> [Task requirements]
Omit the images. Copy each entry word for word.
[start of Information given]
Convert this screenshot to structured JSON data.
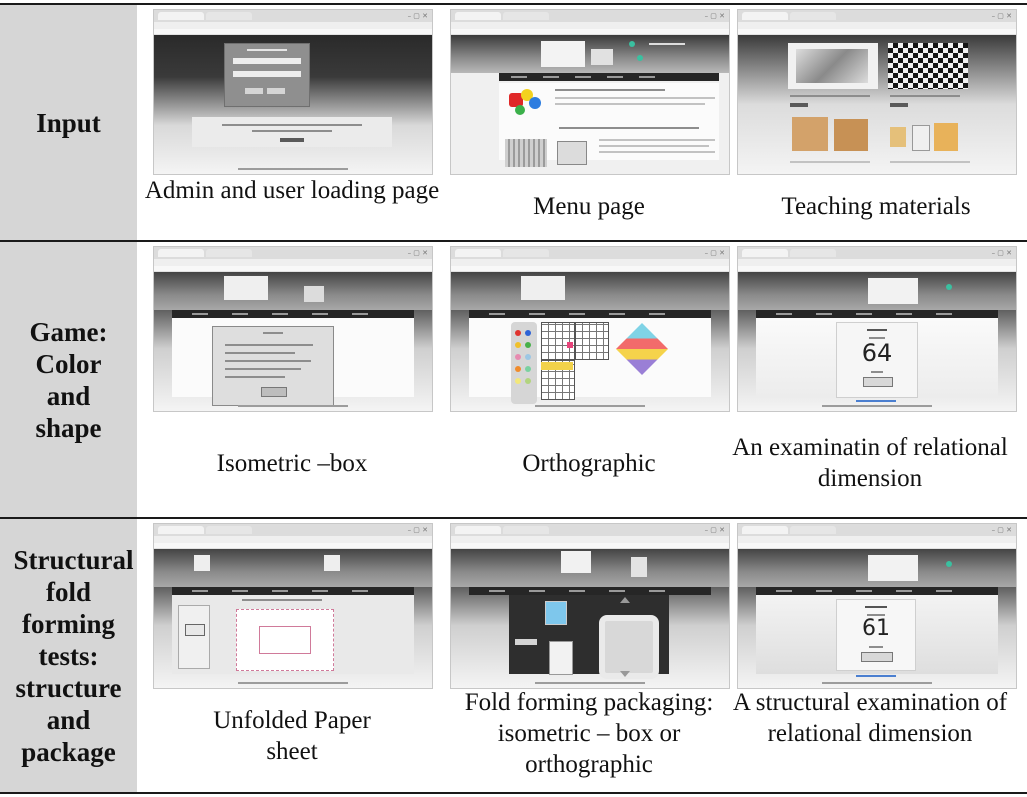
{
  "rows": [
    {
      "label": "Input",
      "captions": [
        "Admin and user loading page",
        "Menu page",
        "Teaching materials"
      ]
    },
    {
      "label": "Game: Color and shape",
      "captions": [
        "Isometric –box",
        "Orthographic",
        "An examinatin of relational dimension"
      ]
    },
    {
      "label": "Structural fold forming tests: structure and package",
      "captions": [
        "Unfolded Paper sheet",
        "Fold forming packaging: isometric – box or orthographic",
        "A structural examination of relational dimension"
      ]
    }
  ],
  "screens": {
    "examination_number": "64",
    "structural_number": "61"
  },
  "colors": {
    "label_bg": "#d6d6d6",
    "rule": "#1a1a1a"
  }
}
[end of Information given]
> [Solution to this problem]
Convert this screenshot to structured JSON data.
{
  "rows": [
    {
      "label": "Input",
      "captions": [
        "Admin and user loading page",
        "Menu page",
        "Teaching materials"
      ]
    },
    {
      "label": "Game: Color and shape",
      "captions": [
        "Isometric –box",
        "Orthographic",
        "An examinatin of relational dimension"
      ]
    },
    {
      "label": "Structural fold forming tests: structure and package",
      "captions": [
        "Unfolded Paper sheet",
        "Fold forming packaging: isometric – box or orthographic",
        "A structural examination of relational dimension"
      ]
    }
  ],
  "screens": {
    "examination_number": "64",
    "structural_number": "61"
  },
  "colors": {
    "label_bg": "#d6d6d6",
    "rule": "#1a1a1a"
  }
}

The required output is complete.